## WHAT NEEDS TO BE DONE
Pick out the lines below that include the string "JSON".

>> Start INPUT

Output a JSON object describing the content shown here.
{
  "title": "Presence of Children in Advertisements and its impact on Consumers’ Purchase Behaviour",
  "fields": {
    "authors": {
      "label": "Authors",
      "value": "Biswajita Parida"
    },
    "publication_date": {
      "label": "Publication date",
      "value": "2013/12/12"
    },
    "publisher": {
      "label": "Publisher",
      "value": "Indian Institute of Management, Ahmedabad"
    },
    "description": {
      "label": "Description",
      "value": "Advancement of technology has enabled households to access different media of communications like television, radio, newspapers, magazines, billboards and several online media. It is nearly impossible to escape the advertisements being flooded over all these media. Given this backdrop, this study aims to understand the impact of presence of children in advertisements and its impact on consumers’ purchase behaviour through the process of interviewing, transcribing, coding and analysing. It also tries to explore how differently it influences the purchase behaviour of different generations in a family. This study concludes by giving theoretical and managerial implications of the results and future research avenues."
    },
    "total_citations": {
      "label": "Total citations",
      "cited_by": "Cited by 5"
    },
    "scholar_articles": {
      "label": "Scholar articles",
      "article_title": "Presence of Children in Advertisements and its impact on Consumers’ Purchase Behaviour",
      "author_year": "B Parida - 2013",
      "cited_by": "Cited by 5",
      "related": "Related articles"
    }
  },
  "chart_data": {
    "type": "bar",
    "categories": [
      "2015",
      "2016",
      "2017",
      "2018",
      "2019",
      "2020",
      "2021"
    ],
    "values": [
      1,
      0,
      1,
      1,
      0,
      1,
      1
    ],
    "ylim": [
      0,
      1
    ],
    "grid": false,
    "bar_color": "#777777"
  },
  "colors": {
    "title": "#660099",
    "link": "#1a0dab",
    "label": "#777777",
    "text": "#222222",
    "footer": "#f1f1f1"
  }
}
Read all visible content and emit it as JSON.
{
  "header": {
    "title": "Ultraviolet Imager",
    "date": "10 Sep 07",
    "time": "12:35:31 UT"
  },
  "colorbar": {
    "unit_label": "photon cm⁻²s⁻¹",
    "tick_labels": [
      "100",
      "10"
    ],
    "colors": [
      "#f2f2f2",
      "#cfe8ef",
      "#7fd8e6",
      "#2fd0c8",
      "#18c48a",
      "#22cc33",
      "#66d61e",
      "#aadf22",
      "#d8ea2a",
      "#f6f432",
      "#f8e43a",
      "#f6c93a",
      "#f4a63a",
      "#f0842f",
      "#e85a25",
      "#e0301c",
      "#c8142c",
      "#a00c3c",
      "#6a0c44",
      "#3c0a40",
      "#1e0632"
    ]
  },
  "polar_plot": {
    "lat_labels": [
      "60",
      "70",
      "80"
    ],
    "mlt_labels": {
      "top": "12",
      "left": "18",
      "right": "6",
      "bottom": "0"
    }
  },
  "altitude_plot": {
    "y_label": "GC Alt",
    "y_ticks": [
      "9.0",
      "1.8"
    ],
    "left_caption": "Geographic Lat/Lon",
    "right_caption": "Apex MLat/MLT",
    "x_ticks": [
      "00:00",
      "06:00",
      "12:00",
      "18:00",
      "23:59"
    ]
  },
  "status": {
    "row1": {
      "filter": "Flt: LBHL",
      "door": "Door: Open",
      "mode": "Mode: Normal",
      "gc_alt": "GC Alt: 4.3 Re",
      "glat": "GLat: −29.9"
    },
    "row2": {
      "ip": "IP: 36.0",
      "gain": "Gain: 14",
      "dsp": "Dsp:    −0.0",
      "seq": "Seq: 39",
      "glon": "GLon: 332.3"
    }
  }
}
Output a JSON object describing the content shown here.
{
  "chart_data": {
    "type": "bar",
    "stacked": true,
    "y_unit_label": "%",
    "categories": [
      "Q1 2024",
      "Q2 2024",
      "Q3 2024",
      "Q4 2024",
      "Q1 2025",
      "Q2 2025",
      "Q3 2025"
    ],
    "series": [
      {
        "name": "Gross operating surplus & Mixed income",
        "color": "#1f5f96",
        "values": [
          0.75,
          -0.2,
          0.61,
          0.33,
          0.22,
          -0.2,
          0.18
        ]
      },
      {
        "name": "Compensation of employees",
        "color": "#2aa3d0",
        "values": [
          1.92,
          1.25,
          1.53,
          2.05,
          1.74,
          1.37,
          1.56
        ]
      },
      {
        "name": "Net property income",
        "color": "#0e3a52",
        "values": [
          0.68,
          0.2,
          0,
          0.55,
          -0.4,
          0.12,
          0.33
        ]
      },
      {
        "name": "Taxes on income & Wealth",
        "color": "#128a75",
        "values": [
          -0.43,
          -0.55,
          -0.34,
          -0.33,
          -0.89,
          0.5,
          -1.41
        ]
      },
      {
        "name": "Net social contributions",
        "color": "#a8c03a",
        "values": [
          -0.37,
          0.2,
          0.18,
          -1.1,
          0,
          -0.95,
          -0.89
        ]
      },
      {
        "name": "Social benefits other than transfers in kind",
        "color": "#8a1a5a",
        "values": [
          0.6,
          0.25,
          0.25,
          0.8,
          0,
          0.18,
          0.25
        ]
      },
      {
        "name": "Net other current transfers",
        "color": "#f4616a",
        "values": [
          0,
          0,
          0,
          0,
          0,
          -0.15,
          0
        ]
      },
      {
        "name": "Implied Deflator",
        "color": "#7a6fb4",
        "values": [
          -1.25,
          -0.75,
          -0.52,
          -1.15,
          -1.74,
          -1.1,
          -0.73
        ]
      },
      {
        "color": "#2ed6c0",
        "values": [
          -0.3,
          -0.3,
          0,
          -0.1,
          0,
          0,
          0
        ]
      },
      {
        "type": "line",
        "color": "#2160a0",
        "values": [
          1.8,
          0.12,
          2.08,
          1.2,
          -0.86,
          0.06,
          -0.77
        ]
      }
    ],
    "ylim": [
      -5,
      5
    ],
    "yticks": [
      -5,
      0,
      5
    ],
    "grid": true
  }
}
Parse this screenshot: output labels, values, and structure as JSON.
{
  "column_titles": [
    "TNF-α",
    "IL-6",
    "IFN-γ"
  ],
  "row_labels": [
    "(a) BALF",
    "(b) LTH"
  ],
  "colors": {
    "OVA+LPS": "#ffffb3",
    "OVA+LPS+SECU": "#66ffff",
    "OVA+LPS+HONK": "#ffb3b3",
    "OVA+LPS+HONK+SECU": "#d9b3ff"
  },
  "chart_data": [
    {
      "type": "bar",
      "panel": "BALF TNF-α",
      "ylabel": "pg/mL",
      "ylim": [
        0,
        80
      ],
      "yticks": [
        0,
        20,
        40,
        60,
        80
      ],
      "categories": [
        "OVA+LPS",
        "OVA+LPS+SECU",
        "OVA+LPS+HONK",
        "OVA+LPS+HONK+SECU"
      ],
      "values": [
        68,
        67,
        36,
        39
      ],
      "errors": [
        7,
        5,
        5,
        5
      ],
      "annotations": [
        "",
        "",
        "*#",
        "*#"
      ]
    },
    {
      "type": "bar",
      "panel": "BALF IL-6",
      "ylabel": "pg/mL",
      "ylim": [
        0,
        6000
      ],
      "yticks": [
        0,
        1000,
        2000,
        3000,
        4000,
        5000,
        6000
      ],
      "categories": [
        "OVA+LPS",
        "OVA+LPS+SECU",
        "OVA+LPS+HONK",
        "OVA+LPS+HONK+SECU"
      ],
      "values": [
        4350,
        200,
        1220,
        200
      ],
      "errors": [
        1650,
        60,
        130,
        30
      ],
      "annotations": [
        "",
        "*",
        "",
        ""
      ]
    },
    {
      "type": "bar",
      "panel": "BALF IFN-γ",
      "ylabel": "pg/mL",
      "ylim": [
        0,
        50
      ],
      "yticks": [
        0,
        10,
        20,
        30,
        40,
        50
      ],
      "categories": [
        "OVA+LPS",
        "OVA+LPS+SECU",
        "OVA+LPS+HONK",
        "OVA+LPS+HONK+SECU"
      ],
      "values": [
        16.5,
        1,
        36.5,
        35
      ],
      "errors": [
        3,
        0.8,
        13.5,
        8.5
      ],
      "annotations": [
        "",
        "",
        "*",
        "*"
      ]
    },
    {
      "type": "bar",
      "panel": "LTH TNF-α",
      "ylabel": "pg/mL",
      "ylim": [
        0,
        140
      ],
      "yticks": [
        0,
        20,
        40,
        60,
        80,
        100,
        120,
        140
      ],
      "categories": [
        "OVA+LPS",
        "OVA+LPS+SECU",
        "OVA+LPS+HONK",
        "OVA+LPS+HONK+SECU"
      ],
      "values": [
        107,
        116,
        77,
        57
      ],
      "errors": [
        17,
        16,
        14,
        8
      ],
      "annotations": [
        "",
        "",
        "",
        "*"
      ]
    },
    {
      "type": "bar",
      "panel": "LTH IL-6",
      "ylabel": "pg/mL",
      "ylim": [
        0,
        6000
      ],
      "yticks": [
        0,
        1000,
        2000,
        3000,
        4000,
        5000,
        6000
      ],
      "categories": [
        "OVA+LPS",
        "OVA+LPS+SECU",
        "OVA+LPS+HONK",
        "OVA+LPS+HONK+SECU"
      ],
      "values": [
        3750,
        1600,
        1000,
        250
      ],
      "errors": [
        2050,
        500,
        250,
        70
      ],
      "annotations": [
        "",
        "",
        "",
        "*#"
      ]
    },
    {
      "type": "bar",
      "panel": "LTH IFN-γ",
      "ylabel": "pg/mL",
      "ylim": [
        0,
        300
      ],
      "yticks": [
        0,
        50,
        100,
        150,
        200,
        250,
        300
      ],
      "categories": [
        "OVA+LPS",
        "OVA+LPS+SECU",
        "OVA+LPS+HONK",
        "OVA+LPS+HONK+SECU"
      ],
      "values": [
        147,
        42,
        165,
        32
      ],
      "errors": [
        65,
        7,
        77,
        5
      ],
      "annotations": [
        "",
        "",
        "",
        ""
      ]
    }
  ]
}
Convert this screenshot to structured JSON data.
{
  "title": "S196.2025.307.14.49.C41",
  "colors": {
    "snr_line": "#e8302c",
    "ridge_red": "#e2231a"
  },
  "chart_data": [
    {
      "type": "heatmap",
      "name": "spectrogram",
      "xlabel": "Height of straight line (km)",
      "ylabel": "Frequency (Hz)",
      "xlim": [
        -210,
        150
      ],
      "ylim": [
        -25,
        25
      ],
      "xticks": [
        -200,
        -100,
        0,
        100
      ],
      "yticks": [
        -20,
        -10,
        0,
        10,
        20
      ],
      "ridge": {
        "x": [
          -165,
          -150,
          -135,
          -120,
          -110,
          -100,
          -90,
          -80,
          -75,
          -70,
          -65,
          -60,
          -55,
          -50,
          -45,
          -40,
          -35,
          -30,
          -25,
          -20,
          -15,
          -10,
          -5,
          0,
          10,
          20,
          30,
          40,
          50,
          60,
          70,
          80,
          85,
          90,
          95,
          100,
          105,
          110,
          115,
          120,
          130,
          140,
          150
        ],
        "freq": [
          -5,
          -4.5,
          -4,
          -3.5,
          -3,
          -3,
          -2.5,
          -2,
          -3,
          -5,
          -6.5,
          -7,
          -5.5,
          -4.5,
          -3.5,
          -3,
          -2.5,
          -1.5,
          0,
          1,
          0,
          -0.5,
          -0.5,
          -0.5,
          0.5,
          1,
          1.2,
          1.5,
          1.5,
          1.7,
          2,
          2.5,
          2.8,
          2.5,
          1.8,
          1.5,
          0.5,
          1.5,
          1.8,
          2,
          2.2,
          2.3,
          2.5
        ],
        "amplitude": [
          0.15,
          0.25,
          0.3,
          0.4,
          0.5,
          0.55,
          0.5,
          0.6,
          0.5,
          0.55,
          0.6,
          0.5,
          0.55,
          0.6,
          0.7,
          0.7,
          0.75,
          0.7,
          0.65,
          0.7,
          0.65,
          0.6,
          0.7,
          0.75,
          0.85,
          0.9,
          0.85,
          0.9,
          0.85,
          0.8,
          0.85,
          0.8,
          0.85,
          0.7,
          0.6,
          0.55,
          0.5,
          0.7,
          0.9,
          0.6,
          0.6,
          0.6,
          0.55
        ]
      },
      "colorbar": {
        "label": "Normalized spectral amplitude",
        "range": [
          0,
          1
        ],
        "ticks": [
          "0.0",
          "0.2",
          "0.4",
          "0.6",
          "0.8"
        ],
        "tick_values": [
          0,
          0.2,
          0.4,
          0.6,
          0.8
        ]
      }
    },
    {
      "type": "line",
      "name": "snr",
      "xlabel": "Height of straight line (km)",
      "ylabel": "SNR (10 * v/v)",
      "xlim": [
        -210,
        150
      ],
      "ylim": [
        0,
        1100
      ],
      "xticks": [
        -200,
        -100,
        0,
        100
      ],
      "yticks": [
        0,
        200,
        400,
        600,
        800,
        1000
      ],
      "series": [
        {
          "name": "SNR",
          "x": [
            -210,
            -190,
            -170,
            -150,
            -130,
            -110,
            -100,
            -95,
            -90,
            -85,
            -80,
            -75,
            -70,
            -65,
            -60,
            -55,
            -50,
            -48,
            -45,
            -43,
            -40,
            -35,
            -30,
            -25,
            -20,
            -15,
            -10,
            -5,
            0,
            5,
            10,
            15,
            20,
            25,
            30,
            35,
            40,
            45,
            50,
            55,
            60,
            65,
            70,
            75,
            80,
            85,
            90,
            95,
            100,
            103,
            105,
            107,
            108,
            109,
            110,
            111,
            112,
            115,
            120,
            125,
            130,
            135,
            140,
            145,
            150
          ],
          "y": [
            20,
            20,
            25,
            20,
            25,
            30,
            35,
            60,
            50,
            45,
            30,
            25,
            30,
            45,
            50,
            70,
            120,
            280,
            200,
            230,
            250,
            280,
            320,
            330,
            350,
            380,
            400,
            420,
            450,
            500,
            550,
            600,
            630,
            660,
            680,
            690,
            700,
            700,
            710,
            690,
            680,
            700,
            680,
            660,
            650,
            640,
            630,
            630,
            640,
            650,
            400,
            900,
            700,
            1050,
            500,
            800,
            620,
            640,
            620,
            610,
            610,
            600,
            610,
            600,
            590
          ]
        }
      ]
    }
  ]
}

>> End INPUT

## TASK ANSWER
Output a JSON object describing the content shown here.
Read all visible content and emit it as JSON.
Output a JSON object describing the content shown here.
Parse this screenshot: output labels, values, and structure as JSON.
Convert this screenshot to structured JSON data.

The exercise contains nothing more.